- [Task to carry out] Select and reproduce each line of the listing below that bears the string "капсулы".

- [Exercise input]

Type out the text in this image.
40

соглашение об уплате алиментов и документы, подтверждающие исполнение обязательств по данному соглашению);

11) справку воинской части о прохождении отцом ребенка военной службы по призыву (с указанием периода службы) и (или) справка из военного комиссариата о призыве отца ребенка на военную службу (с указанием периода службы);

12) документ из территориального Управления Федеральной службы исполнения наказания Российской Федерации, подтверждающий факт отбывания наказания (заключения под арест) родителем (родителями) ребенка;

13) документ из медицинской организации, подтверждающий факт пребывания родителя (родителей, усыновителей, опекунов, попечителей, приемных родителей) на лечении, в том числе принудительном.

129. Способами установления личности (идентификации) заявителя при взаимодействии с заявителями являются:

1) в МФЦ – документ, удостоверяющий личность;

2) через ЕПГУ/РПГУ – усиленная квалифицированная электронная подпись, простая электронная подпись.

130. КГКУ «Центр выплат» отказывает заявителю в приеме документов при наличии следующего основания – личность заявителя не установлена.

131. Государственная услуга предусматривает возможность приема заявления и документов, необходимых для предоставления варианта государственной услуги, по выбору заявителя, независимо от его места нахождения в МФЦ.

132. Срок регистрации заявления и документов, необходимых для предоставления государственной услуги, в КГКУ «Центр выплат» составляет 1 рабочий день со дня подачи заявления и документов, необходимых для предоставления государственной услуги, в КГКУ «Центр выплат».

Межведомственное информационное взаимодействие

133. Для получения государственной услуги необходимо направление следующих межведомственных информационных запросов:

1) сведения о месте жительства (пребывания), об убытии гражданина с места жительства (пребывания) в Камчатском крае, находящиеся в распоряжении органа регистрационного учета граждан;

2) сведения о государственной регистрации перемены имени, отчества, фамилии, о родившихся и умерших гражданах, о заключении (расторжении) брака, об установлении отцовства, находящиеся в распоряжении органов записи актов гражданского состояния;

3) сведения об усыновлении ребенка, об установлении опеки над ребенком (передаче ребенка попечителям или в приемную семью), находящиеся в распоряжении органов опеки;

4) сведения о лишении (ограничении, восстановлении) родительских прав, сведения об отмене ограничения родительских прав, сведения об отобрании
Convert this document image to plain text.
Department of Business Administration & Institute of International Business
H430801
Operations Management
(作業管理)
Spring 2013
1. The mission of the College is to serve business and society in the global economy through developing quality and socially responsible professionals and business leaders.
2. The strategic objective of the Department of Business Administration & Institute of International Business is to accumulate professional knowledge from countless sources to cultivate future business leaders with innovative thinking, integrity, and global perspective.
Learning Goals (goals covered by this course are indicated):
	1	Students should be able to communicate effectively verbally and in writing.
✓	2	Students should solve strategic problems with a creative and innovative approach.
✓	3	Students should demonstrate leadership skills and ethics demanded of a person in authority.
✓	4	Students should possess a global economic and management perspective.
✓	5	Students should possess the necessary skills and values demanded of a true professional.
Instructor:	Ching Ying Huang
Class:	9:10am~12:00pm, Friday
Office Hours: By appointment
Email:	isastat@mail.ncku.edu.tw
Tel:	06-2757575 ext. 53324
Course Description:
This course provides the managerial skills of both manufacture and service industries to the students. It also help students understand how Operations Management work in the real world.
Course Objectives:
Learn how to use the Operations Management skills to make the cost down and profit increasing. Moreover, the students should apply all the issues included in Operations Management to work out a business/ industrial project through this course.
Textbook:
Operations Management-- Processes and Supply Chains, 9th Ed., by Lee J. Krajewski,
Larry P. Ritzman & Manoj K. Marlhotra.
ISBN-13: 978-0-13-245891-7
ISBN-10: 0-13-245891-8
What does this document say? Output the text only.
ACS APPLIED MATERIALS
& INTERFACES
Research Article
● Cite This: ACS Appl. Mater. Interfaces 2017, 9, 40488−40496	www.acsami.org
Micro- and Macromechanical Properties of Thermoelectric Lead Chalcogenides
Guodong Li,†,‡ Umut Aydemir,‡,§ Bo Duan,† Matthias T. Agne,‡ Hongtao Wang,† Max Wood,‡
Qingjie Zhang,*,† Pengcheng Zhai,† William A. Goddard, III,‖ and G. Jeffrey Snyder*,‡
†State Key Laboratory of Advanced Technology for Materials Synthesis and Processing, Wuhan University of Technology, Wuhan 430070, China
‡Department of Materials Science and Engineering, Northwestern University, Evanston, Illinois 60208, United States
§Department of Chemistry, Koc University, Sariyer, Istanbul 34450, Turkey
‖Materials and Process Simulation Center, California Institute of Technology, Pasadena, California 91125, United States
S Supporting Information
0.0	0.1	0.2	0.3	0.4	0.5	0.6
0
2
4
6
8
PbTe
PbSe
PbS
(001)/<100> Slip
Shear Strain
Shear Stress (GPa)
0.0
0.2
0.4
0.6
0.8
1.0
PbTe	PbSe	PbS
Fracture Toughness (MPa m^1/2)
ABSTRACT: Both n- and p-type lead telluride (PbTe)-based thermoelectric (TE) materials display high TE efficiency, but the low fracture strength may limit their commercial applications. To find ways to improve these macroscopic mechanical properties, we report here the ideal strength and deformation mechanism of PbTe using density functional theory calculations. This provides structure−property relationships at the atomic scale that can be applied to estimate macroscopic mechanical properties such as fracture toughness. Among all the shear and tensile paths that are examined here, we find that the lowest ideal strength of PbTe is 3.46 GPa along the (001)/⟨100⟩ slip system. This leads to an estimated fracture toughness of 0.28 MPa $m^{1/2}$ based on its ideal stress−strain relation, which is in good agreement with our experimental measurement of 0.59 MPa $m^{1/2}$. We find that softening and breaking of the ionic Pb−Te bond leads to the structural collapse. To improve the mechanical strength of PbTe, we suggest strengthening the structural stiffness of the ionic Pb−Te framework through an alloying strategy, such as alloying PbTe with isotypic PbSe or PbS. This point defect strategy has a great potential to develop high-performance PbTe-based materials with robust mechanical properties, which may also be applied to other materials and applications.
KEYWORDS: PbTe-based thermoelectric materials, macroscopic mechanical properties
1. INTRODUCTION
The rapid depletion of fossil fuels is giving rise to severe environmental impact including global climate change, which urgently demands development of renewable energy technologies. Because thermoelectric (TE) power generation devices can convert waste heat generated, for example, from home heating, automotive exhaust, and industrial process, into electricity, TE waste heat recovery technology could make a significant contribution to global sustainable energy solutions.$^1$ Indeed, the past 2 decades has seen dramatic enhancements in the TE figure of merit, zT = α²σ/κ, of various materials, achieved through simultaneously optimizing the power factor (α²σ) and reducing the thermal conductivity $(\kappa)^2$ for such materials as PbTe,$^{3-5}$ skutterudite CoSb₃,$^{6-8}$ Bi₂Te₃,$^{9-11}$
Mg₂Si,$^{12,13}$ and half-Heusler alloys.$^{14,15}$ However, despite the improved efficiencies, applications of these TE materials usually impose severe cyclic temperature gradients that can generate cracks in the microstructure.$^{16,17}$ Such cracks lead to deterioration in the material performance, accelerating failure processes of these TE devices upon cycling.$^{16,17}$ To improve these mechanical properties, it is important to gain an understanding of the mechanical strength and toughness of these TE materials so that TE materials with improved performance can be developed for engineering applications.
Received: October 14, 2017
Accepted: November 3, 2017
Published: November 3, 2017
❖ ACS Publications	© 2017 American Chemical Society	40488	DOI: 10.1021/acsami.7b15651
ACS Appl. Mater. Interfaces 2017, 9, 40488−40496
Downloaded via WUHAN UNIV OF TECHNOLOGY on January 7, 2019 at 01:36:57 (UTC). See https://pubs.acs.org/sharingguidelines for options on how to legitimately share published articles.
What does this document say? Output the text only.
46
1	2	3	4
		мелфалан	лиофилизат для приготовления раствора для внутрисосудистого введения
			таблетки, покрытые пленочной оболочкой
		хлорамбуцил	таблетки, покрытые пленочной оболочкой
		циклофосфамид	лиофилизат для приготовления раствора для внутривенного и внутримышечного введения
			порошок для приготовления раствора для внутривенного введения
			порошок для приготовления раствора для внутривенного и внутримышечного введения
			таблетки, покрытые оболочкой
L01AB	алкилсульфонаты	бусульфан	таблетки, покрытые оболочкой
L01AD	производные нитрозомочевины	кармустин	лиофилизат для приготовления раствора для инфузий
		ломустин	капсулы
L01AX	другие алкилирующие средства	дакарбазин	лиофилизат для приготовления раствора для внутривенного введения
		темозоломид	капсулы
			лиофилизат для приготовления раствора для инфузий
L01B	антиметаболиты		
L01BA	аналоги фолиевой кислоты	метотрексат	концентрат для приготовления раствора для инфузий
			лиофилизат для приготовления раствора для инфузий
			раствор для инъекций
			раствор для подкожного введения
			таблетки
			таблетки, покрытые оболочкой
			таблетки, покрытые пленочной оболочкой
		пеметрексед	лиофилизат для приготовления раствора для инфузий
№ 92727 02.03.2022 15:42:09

- [Solved problem]
		ломустин	капсулы
		темозоломид	капсулы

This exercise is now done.